- **What is needed**: Provide only the number of lines where "JSON" occurs.

--- Begin Records for this exercise ---

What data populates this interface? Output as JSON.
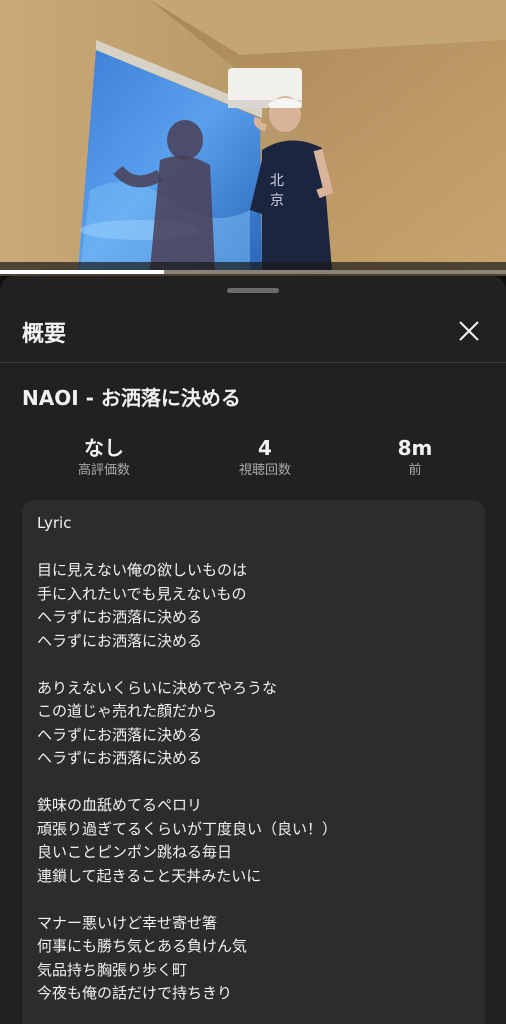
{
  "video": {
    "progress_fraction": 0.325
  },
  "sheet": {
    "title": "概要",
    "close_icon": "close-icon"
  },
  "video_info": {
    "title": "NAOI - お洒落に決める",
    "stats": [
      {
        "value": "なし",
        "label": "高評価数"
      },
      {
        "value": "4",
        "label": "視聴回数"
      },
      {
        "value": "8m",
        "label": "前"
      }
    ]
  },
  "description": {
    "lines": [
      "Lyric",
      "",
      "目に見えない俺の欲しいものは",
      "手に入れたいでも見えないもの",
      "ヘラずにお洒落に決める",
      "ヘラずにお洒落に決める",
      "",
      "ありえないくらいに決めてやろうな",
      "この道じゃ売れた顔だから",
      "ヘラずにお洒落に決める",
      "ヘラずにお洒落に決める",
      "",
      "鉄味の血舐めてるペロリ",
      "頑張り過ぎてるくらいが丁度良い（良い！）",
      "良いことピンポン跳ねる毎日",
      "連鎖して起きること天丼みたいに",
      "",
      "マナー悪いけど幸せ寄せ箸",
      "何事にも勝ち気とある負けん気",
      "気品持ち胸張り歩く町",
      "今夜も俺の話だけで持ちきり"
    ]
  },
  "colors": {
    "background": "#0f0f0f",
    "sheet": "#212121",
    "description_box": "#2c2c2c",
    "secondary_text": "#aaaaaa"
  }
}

--- End Records for this exercise ---
--- Begin Records for this exercise ---

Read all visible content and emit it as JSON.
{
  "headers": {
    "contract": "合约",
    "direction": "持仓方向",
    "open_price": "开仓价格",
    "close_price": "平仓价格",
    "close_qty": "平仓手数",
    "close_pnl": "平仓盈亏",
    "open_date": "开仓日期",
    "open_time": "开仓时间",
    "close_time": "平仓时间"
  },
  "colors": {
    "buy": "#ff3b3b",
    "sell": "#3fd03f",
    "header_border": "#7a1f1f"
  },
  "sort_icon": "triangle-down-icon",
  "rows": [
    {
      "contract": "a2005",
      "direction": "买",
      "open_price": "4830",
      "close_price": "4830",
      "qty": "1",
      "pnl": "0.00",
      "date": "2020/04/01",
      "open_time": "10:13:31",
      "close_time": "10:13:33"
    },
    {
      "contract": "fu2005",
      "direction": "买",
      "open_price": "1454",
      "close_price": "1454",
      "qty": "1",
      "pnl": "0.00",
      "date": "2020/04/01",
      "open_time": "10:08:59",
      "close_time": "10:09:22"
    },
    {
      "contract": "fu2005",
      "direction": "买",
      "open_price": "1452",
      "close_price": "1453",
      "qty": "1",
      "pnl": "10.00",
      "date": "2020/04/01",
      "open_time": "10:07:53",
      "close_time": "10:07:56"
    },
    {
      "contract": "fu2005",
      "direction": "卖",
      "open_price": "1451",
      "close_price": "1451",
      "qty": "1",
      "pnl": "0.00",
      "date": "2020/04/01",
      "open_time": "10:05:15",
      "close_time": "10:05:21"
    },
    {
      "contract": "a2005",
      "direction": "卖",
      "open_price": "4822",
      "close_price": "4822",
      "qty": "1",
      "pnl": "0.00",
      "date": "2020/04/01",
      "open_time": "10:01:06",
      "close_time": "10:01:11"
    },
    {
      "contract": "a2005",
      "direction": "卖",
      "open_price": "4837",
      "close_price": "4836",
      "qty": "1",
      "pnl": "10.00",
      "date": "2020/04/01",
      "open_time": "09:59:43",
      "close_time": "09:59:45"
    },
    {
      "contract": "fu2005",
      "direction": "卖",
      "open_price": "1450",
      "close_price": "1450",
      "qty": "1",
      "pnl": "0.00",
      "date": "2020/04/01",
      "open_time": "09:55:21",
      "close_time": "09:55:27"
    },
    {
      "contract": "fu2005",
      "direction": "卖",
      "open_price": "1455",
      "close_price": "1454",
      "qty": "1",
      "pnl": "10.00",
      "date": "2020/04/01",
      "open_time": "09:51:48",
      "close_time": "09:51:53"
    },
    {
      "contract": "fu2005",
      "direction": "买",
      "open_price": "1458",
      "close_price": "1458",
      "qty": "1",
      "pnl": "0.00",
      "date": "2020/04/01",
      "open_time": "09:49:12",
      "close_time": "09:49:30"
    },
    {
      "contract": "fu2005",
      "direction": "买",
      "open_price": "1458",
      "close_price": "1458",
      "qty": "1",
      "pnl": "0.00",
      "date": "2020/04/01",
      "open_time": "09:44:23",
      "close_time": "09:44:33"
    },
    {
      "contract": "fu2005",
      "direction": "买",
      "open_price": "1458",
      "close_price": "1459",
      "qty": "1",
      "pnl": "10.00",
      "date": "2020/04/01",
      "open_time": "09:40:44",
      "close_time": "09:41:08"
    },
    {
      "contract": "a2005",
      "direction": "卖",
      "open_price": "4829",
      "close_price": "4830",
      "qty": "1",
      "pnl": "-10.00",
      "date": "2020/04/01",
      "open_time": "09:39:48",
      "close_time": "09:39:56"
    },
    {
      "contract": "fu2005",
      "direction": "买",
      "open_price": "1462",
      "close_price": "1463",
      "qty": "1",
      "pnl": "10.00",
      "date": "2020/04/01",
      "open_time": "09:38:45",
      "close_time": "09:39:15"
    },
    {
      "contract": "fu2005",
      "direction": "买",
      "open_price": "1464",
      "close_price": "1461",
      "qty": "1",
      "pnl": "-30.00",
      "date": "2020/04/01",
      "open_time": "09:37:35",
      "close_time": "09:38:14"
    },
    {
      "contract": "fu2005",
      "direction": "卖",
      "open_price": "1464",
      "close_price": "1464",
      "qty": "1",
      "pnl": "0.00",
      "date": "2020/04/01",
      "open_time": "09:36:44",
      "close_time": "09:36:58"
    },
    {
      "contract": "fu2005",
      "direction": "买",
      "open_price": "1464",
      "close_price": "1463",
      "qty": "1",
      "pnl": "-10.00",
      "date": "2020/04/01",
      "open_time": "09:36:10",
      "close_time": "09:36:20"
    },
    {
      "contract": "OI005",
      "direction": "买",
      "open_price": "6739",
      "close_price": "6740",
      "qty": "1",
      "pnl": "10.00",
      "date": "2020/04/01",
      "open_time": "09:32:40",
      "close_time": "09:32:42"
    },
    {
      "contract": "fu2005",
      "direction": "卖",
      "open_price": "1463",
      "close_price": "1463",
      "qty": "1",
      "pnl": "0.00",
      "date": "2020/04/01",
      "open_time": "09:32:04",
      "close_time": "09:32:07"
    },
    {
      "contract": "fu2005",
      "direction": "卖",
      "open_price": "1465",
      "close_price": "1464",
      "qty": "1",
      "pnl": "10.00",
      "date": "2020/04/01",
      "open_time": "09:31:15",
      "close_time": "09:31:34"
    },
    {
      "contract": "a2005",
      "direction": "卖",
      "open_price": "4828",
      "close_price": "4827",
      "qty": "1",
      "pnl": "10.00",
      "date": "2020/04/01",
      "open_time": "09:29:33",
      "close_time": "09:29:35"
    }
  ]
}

--- End Records for this exercise ---

- **Reply**: 2